** Start of Given information **

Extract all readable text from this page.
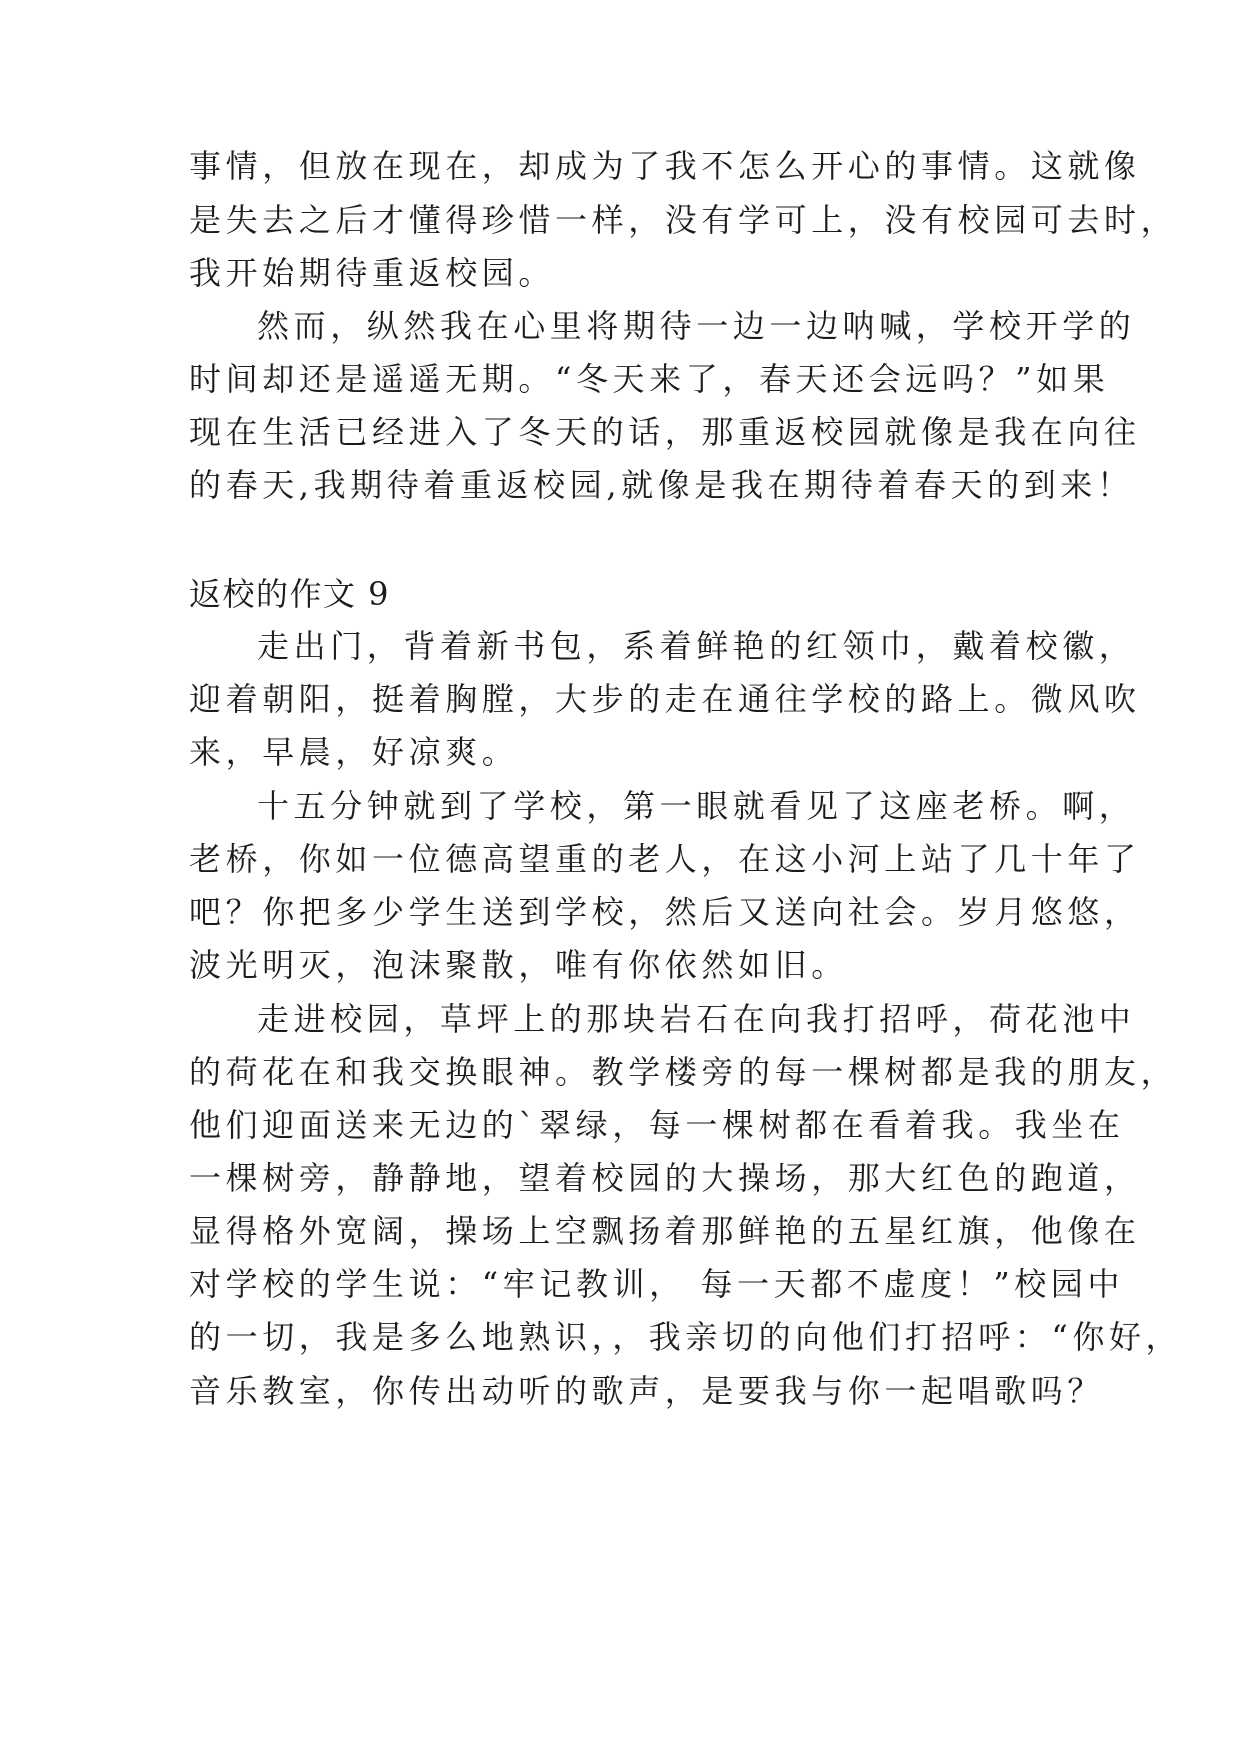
事情，但放在现在，却成为了我不怎么开心的事情。这就像
是失去之后才懂得珍惜一样，没有学可上，没有校园可去时，
我开始期待重返校园。
然而，纵然我在心里将期待一边一边呐喊，学校开学的
时间却还是遥遥无期。“冬天来了，春天还会远吗？”如果
现在生活已经进入了冬天的话，那重返校园就像是我在向往
的春天,我期待着重返校园,就像是我在期待着春天的到来！
返校的作文 9
走出门，背着新书包，系着鲜艳的红领巾，戴着校徽，
迎着朝阳，挺着胸膛，大步的走在通往学校的路上。微风吹
来，早晨，好凉爽。
十五分钟就到了学校，第一眼就看见了这座老桥。啊，
老桥，你如一位德高望重的老人，在这小河上站了几十年了
吧？你把多少学生送到学校，然后又送向社会。岁月悠悠，
波光明灭，泡沫聚散，唯有你依然如旧。
走进校园，草坪上的那块岩石在向我打招呼，荷花池中
的荷花在和我交换眼神。教学楼旁的每一棵树都是我的朋友，
他们迎面送来无边的`翠绿，每一棵树都在看着我。我坐在
一棵树旁，静静地，望着校园的大操场，那大红色的跑道，
显得格外宽阔，操场上空飘扬着那鲜艳的五星红旗，他像在
对学校的学生说：“牢记教训， 每一天都不虚度！”校园中
的一切，我是多么地熟识，，我亲切的向他们打招呼：“你好，
音乐教室，你传出动听的歌声，是要我与你一起唱歌吗？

** End of Given information **

#### Brief
Print each entry shown above with exact wording and no pictures.

#### The completed task
Extract all readable text from this page.
事情，但放在现在，却成为了我不怎么开心的事情。这就像
是失去之后才懂得珍惜一样，没有学可上，没有校园可去时，
我开始期待重返校园。
然而，纵然我在心里将期待一边一边呐喊，学校开学的
时间却还是遥遥无期。“冬天来了，春天还会远吗？”如果
现在生活已经进入了冬天的话，那重返校园就像是我在向往
的春天,我期待着重返校园,就像是我在期待着春天的到来！
返校的作文 9
走出门，背着新书包，系着鲜艳的红领巾，戴着校徽，
迎着朝阳，挺着胸膛，大步的走在通往学校的路上。微风吹
来，早晨，好凉爽。
十五分钟就到了学校，第一眼就看见了这座老桥。啊，
老桥，你如一位德高望重的老人，在这小河上站了几十年了
吧？你把多少学生送到学校，然后又送向社会。岁月悠悠，
波光明灭，泡沫聚散，唯有你依然如旧。
走进校园，草坪上的那块岩石在向我打招呼，荷花池中
的荷花在和我交换眼神。教学楼旁的每一棵树都是我的朋友，
他们迎面送来无边的`翠绿，每一棵树都在看着我。我坐在
一棵树旁，静静地，望着校园的大操场，那大红色的跑道，
显得格外宽阔，操场上空飘扬着那鲜艳的五星红旗，他像在
对学校的学生说：“牢记教训， 每一天都不虚度！”校园中
的一切，我是多么地熟识，，我亲切的向他们打招呼：“你好，
音乐教室，你传出动听的歌声，是要我与你一起唱歌吗？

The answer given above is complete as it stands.